● Task instructions: For each line in the data below that holds "Extract", return a copy.
-- Begin Source data --
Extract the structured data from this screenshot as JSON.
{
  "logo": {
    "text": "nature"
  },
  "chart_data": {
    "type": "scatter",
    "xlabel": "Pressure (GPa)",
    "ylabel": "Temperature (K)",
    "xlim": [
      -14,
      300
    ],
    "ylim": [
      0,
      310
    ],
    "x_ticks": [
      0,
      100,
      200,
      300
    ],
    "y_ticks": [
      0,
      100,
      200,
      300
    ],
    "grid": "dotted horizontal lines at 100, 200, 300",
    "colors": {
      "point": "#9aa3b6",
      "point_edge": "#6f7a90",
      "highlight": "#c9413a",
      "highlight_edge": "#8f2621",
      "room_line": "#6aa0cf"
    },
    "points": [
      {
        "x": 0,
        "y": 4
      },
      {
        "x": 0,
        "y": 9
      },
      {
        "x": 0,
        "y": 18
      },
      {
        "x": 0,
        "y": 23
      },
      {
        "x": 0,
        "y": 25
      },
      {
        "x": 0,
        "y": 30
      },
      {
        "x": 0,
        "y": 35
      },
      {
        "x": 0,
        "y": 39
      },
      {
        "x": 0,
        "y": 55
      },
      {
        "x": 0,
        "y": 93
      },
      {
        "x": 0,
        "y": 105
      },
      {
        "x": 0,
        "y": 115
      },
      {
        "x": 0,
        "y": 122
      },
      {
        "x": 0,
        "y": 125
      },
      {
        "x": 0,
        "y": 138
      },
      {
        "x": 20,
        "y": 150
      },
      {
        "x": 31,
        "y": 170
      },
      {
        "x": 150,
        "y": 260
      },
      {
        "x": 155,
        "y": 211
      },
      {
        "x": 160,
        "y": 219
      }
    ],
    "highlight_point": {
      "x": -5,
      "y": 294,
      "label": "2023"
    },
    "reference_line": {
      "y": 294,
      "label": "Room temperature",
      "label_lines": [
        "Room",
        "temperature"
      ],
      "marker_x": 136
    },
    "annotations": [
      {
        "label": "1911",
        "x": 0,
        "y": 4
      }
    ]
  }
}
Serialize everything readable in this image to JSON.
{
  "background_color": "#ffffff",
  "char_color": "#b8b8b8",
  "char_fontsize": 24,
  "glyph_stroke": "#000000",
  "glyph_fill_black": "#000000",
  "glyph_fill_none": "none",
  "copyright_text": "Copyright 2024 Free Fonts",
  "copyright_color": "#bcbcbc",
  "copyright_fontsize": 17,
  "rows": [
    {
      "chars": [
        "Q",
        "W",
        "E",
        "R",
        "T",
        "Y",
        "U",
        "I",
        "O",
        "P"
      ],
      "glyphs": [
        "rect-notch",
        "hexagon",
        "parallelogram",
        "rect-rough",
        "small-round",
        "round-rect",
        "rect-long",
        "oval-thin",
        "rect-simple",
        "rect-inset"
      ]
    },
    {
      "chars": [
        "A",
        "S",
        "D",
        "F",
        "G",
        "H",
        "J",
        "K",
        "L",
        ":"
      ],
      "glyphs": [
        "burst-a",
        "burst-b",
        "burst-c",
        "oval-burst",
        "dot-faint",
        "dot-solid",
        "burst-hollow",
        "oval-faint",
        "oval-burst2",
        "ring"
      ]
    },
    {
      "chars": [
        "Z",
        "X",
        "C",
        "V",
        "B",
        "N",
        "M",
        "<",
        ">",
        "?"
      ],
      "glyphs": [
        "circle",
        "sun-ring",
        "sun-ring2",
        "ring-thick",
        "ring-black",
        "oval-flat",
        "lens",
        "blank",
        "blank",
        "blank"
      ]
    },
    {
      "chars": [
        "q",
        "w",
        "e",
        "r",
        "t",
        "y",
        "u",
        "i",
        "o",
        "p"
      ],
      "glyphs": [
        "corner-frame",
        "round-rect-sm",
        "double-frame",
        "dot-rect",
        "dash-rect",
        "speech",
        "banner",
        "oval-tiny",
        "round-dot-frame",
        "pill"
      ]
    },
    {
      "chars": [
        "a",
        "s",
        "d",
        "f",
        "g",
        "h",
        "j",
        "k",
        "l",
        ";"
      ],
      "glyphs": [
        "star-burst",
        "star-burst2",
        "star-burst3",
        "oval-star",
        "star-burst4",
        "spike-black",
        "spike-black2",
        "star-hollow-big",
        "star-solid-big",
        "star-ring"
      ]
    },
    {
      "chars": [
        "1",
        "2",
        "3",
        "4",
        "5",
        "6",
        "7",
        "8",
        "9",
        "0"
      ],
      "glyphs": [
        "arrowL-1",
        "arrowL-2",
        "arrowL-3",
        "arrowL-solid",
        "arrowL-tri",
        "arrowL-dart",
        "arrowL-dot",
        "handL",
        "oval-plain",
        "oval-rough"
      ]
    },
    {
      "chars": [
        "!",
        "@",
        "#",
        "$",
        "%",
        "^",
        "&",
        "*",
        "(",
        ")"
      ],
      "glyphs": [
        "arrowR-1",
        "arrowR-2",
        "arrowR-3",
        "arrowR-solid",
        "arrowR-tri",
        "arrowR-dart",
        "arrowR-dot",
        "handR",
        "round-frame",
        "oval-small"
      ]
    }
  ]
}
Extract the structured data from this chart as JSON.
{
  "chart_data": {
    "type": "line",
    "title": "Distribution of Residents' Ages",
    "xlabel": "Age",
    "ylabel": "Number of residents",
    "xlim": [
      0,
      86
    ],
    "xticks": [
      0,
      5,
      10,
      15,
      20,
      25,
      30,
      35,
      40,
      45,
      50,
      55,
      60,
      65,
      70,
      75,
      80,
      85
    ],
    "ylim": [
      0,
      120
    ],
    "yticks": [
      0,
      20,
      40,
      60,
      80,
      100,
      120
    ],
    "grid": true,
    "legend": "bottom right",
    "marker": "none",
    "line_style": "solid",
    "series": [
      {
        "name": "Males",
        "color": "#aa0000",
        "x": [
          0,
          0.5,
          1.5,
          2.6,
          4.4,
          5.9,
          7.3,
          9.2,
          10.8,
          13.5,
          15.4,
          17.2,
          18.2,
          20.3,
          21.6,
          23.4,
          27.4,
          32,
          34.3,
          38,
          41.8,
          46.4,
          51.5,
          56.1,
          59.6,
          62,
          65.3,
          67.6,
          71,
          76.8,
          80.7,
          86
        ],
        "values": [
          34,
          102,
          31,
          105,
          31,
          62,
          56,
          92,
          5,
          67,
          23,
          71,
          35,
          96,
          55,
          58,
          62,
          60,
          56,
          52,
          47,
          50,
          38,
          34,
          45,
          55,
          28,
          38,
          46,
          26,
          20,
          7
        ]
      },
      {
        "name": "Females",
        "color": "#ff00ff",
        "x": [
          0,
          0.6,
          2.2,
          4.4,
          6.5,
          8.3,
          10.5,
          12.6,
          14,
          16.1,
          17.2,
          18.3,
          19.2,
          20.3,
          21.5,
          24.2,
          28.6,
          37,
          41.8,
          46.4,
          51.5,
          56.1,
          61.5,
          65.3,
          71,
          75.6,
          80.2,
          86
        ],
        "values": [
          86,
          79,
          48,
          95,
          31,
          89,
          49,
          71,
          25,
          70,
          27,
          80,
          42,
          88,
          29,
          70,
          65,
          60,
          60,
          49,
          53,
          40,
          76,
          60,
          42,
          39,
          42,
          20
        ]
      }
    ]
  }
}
-- End Source data --
● Output of the exercise:
Extract the structured data from this screenshot as JSON.
Extract the structured data from this chart as JSON.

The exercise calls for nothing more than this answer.